◆ To do
Every entry must be given again exactly.

◆ Dataset
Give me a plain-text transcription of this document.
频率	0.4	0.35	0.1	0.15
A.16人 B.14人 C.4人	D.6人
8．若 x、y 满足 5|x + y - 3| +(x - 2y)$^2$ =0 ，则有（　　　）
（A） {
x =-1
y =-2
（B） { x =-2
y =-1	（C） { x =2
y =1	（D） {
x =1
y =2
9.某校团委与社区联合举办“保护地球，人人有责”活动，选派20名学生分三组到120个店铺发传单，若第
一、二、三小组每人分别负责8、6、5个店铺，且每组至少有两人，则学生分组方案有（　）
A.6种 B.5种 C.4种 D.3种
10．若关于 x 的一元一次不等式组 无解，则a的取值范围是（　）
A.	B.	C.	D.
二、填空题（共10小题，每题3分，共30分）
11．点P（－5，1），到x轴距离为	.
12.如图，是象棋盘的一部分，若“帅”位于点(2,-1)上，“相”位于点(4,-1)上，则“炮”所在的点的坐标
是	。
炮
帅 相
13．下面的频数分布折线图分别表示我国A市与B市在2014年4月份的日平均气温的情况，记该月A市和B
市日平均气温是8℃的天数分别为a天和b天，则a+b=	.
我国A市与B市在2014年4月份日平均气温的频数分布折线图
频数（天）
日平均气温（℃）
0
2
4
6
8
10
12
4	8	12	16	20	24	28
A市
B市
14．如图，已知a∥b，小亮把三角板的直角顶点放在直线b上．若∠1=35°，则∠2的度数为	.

◆ Finished task
Give me a plain-text transcription of this document.
频率	0.4	0.35	0.1	0.15
A.16人 B.14人 C.4人	D.6人
8．若 x、y 满足 5|x + y - 3| +(x - 2y)$^2$ =0 ，则有（　　　）
（A） {
x =-1
y =-2
（B） { x =-2
y =-1	（C） { x =2
y =1	（D） {
x =1
y =2
9.某校团委与社区联合举办“保护地球，人人有责”活动，选派20名学生分三组到120个店铺发传单，若第
一、二、三小组每人分别负责8、6、5个店铺，且每组至少有两人，则学生分组方案有（　）
A.6种 B.5种 C.4种 D.3种
10．若关于 x 的一元一次不等式组 无解，则a的取值范围是（　）
A.	B.	C.	D.
二、填空题（共10小题，每题3分，共30分）
11．点P（－5，1），到x轴距离为	.
12.如图，是象棋盘的一部分，若“帅”位于点(2,-1)上，“相”位于点(4,-1)上，则“炮”所在的点的坐标
是	。
炮
帅 相
13．下面的频数分布折线图分别表示我国A市与B市在2014年4月份的日平均气温的情况，记该月A市和B
市日平均气温是8℃的天数分别为a天和b天，则a+b=	.
我国A市与B市在2014年4月份日平均气温的频数分布折线图
频数（天）
日平均气温（℃）
0
2
4
6
8
10
12
4	8	12	16	20	24	28
A市
B市
14．如图，已知a∥b，小亮把三角板的直角顶点放在直线b上．若∠1=35°，则∠2的度数为	.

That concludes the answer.